## Begin THE DATA

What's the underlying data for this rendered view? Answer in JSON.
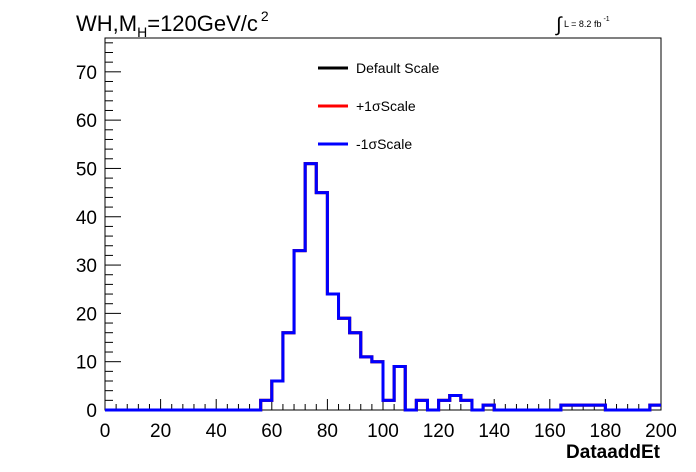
{
  "title": {
    "main_prefix": "WH,M",
    "main_sub": "H",
    "main_suffix": "=120GeV/c",
    "main_sup": "2"
  },
  "lumi": {
    "text": "L = 8.2 fb",
    "sup": "-1"
  },
  "chart_data": {
    "type": "line",
    "title": "WH,M_H=120GeV/c^2",
    "xlabel": "DataaddEt",
    "ylabel": "",
    "xlim": [
      0,
      200
    ],
    "ylim": [
      0,
      77
    ],
    "xticks": [
      0,
      20,
      40,
      60,
      80,
      100,
      120,
      140,
      160,
      180,
      200
    ],
    "yticks": [
      0,
      10,
      20,
      30,
      40,
      50,
      60,
      70
    ],
    "bin_width": 4,
    "bin_edges": [
      0,
      4,
      8,
      12,
      16,
      20,
      24,
      28,
      32,
      36,
      40,
      44,
      48,
      52,
      56,
      60,
      64,
      68,
      72,
      76,
      80,
      84,
      88,
      92,
      96,
      100,
      104,
      108,
      112,
      116,
      120,
      124,
      128,
      132,
      136,
      140,
      144,
      148,
      152,
      156,
      160,
      164,
      168,
      172,
      176,
      180,
      184,
      188,
      192,
      196,
      200
    ],
    "legend_position": "top-center",
    "series": [
      {
        "name": "Default Scale",
        "color": "#000000",
        "values": [
          0,
          0,
          0,
          0,
          0,
          0,
          0,
          0,
          0,
          0,
          0,
          0,
          0,
          0,
          2,
          6,
          16,
          33,
          51,
          45,
          24,
          19,
          16,
          11,
          10,
          2,
          9,
          0,
          2,
          0,
          2,
          3,
          2,
          0,
          1,
          0,
          0,
          0,
          0,
          0,
          0,
          1,
          1,
          1,
          1,
          0,
          0,
          0,
          0,
          1
        ]
      },
      {
        "name": "+1σScale",
        "color": "#ff0000",
        "values": [
          0,
          0,
          0,
          0,
          0,
          0,
          0,
          0,
          0,
          0,
          0,
          0,
          0,
          0,
          2,
          6,
          16,
          33,
          51,
          45,
          24,
          19,
          16,
          11,
          10,
          2,
          9,
          0,
          2,
          0,
          2,
          3,
          2,
          0,
          1,
          0,
          0,
          0,
          0,
          0,
          0,
          1,
          1,
          1,
          1,
          0,
          0,
          0,
          0,
          1
        ]
      },
      {
        "name": "-1σScale",
        "color": "#0000ff",
        "values": [
          0,
          0,
          0,
          0,
          0,
          0,
          0,
          0,
          0,
          0,
          0,
          0,
          0,
          0,
          2,
          6,
          16,
          33,
          51,
          45,
          24,
          19,
          16,
          11,
          10,
          2,
          9,
          0,
          2,
          0,
          2,
          3,
          2,
          0,
          1,
          0,
          0,
          0,
          0,
          0,
          0,
          1,
          1,
          1,
          1,
          0,
          0,
          0,
          0,
          1
        ]
      }
    ]
  }
}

## End THE DATA

Return from the data every line that holds "name".

        "name": "Default Scale",
        "name": "+1σScale",
        "name": "-1σScale",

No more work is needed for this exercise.